Repeat the items word for word, from the start through the line that contains "zoom-app-icon: zm xyxy=(5,5,21,21)".

[Lines of data]
──────

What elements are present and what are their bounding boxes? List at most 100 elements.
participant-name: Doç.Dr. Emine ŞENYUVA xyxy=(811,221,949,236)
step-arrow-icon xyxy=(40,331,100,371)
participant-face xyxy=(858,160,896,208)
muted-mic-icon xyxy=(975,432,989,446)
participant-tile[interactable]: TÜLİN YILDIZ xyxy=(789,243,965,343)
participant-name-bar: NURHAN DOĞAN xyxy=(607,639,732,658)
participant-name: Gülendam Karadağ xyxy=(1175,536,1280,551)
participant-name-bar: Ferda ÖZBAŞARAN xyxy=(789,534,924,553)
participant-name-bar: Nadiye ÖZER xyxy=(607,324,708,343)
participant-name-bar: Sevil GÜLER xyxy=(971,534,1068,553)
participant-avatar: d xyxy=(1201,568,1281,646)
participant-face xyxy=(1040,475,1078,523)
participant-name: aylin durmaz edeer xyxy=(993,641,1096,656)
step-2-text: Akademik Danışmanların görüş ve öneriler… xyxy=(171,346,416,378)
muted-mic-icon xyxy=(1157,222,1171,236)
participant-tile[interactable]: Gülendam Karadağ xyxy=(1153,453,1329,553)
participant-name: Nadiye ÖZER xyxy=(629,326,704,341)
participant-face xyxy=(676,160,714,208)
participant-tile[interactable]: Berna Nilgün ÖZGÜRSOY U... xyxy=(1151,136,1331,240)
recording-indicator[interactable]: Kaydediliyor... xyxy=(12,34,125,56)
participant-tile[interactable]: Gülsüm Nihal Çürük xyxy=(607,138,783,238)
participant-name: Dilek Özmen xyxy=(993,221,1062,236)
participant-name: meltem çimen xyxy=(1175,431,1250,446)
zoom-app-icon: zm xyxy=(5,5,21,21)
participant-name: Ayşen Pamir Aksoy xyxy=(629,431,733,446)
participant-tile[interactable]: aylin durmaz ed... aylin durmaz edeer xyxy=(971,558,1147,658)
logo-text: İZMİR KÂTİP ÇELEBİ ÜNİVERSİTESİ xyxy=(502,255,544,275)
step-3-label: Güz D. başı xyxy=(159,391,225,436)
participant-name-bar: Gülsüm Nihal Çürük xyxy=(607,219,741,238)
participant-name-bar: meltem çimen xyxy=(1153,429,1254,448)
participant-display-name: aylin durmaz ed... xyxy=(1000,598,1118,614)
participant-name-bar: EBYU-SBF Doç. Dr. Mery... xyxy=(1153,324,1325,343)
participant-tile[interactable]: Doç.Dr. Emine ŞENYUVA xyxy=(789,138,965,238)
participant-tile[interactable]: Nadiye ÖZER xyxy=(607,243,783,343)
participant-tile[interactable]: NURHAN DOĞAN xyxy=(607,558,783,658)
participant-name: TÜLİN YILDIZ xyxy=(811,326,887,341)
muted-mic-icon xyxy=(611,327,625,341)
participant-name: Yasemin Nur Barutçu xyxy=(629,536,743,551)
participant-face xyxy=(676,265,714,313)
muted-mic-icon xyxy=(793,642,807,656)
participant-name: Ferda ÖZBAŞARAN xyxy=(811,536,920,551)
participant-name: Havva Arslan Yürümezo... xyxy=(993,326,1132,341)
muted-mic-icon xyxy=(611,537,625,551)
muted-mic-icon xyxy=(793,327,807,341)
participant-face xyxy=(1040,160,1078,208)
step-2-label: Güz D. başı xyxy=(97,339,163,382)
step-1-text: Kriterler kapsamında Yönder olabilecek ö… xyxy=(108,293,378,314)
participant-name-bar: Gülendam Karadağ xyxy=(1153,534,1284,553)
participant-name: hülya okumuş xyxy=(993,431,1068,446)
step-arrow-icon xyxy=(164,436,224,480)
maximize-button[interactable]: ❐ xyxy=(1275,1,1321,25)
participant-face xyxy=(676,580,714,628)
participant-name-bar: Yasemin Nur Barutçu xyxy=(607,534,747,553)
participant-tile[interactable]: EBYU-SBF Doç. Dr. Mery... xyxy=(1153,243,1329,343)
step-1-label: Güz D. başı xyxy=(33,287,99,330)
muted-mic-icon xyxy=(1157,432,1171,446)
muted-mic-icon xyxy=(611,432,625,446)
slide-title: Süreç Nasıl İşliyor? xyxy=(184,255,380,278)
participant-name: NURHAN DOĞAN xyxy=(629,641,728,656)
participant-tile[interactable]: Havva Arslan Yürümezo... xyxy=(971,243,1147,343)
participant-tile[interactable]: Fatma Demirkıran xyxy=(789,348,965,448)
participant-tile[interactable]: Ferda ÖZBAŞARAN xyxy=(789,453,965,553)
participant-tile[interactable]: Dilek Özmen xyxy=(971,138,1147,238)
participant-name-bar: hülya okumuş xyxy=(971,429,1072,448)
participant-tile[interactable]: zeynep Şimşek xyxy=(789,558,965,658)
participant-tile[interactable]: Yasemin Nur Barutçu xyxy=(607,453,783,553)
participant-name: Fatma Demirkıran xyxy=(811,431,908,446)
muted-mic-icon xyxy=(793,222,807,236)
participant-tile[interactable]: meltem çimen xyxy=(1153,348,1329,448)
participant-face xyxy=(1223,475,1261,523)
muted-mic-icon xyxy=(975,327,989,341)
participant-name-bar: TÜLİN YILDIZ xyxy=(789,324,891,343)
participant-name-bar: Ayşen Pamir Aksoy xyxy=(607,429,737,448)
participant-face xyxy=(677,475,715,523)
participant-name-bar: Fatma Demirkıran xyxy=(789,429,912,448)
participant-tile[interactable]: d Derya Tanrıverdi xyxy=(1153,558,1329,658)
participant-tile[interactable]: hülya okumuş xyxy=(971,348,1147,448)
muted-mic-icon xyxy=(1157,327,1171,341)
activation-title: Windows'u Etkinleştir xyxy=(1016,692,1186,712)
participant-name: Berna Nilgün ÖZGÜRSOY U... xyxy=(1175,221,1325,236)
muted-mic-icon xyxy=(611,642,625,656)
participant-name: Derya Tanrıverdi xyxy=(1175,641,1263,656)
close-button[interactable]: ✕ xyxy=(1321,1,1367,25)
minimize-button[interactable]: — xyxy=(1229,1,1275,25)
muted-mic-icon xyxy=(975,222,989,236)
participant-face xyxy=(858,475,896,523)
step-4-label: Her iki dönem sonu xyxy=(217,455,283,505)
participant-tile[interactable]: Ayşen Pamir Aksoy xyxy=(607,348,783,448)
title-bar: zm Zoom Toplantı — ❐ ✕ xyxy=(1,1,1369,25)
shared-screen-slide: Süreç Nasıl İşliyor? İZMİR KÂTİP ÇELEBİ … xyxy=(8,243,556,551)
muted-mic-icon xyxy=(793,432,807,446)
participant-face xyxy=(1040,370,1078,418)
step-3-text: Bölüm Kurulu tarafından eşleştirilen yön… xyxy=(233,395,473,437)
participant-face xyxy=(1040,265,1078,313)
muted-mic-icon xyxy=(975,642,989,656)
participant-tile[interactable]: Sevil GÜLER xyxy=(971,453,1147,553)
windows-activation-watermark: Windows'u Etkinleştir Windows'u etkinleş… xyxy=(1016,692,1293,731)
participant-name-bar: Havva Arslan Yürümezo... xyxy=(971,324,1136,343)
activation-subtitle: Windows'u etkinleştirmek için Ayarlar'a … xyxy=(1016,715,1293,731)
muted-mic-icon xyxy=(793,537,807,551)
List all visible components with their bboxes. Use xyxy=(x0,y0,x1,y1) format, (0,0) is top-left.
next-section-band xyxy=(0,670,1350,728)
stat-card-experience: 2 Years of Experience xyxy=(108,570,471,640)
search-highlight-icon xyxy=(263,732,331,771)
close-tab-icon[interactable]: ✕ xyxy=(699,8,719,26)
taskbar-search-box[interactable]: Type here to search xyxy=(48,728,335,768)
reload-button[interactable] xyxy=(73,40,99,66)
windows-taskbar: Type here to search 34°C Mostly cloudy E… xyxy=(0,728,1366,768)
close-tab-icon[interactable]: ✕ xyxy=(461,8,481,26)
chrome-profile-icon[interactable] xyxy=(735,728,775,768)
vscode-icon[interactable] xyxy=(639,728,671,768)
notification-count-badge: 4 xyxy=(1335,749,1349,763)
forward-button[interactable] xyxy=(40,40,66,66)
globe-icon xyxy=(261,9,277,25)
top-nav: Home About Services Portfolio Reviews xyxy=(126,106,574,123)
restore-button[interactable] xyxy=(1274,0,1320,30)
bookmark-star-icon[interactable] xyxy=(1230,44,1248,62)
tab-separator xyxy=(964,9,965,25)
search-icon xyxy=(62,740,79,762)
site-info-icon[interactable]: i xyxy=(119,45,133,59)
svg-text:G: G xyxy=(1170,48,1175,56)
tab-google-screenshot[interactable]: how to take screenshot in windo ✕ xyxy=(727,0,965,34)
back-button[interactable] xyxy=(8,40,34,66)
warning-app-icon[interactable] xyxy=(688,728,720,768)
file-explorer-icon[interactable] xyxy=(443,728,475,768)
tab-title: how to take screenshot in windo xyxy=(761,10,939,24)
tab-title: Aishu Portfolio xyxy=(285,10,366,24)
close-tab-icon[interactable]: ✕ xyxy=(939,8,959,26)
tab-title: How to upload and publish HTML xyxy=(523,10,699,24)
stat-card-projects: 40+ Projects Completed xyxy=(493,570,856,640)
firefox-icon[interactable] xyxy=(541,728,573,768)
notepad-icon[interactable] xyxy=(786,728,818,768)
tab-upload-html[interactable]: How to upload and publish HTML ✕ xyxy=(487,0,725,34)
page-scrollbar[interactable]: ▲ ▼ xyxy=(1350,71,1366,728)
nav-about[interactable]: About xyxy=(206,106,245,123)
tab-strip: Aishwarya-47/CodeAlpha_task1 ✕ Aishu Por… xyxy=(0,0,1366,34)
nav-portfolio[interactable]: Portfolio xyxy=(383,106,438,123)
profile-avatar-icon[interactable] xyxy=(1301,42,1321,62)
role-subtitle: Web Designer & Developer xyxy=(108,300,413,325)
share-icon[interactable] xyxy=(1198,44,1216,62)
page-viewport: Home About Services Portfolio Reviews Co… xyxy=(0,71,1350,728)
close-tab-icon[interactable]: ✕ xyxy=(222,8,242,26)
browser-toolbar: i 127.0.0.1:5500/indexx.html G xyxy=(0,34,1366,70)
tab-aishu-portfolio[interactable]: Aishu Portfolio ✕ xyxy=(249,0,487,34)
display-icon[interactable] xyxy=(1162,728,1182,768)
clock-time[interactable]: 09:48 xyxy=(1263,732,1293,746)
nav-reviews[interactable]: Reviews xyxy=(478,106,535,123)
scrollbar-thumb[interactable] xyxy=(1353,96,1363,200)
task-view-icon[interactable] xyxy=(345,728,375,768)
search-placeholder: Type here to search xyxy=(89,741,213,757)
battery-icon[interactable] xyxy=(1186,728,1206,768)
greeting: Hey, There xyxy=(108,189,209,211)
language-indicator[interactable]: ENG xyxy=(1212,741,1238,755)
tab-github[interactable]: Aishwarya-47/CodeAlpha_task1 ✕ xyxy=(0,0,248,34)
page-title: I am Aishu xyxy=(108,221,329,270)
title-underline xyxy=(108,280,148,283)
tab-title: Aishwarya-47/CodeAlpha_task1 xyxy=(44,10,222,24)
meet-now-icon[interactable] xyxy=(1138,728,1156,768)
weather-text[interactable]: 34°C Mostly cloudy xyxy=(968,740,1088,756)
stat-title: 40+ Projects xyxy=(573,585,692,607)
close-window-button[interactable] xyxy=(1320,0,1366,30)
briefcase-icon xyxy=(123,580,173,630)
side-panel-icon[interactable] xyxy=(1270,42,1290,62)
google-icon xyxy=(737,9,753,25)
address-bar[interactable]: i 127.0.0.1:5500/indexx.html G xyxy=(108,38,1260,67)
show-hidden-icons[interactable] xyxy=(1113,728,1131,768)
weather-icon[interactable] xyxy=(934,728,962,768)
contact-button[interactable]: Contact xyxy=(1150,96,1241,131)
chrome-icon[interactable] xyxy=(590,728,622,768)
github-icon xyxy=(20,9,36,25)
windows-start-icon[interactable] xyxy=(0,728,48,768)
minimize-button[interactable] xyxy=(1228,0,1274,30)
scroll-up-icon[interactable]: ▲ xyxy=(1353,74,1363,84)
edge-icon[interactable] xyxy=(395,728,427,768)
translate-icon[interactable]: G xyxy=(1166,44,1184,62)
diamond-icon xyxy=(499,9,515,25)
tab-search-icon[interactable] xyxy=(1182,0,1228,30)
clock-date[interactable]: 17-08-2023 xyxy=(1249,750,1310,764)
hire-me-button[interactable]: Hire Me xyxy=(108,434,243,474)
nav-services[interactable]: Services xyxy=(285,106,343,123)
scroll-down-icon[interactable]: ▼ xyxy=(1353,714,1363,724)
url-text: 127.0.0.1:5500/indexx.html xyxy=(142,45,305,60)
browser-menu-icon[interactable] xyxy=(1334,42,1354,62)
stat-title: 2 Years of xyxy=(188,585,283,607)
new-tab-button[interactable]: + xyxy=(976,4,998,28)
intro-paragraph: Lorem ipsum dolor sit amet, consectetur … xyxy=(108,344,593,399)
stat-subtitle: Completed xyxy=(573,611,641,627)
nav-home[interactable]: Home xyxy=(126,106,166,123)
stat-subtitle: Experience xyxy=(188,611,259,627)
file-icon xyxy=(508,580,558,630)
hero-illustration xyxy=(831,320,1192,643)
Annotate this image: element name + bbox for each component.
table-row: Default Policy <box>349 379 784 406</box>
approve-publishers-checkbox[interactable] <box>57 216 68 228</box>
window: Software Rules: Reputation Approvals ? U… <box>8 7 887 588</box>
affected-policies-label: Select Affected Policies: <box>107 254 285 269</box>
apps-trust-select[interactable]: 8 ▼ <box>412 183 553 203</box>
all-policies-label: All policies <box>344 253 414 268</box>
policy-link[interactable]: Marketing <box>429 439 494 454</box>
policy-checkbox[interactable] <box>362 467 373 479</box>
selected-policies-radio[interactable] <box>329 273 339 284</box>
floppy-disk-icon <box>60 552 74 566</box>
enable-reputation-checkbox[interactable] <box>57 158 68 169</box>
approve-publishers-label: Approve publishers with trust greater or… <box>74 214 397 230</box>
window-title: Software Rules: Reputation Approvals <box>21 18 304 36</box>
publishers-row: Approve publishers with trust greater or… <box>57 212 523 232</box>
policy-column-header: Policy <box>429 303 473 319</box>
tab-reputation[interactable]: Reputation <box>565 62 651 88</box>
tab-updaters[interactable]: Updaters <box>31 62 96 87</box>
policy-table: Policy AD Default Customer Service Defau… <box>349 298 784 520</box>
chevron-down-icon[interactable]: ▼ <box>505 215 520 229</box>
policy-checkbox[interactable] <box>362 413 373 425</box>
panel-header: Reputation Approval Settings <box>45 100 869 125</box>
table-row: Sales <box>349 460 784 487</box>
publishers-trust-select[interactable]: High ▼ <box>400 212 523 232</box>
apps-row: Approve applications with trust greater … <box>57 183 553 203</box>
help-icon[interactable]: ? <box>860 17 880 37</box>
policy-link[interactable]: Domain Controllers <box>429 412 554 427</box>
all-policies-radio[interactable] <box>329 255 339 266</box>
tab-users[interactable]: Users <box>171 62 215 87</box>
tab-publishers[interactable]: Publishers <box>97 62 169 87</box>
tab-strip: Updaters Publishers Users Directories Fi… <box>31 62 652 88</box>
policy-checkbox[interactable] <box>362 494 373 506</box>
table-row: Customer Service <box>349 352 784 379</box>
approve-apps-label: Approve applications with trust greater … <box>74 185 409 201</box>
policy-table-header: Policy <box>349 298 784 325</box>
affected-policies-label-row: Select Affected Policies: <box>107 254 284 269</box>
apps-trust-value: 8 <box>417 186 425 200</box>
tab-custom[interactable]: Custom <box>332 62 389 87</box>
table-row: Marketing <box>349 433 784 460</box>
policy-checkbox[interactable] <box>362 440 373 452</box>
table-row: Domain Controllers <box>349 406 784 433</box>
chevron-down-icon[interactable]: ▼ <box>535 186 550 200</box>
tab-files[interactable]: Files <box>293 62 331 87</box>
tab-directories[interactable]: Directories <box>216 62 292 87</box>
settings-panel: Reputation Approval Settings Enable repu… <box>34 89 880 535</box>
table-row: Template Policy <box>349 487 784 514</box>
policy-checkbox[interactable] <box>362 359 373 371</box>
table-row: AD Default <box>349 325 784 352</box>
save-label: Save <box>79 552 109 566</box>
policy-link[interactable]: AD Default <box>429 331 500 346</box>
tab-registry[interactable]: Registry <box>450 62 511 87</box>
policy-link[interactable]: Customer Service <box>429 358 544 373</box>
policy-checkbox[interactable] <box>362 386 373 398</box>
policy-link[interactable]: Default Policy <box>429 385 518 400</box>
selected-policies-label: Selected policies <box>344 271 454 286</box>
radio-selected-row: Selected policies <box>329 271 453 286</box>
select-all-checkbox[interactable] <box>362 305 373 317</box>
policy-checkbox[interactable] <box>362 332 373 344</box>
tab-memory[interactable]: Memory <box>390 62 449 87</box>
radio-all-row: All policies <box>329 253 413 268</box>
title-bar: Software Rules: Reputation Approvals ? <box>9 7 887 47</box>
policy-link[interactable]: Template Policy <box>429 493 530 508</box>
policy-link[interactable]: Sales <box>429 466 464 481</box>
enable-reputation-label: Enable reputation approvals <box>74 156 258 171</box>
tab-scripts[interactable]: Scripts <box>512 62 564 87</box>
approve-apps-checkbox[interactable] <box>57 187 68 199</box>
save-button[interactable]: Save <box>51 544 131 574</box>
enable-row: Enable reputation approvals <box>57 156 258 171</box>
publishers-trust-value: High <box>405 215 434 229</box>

──────

[Expected output]
What elements are present and what are their bounding boxes? List at most 100 elements.
participant-name: Doç.Dr. Emine ŞENYUVA xyxy=(811,221,949,236)
step-arrow-icon xyxy=(40,331,100,371)
participant-face xyxy=(858,160,896,208)
muted-mic-icon xyxy=(975,432,989,446)
participant-tile[interactable]: TÜLİN YILDIZ xyxy=(789,243,965,343)
participant-name-bar: NURHAN DOĞAN xyxy=(607,639,732,658)
participant-name: Gülendam Karadağ xyxy=(1175,536,1280,551)
participant-name-bar: Ferda ÖZBAŞARAN xyxy=(789,534,924,553)
participant-name-bar: Nadiye ÖZER xyxy=(607,324,708,343)
participant-name-bar: Sevil GÜLER xyxy=(971,534,1068,553)
participant-avatar: d xyxy=(1201,568,1281,646)
participant-face xyxy=(1040,475,1078,523)
participant-name: aylin durmaz edeer xyxy=(993,641,1096,656)
step-2-text: Akademik Danışmanların görüş ve öneriler… xyxy=(171,346,416,378)
muted-mic-icon xyxy=(1157,222,1171,236)
participant-tile[interactable]: Gülendam Karadağ xyxy=(1153,453,1329,553)
participant-name: Nadiye ÖZER xyxy=(629,326,704,341)
participant-face xyxy=(676,160,714,208)
participant-tile[interactable]: Berna Nilgün ÖZGÜRSOY U... xyxy=(1151,136,1331,240)
recording-indicator[interactable]: Kaydediliyor... xyxy=(12,34,125,56)
participant-tile[interactable]: Gülsüm Nihal Çürük xyxy=(607,138,783,238)
participant-name: Dilek Özmen xyxy=(993,221,1062,236)
participant-name: meltem çimen xyxy=(1175,431,1250,446)
zoom-app-icon: zm xyxy=(5,5,21,21)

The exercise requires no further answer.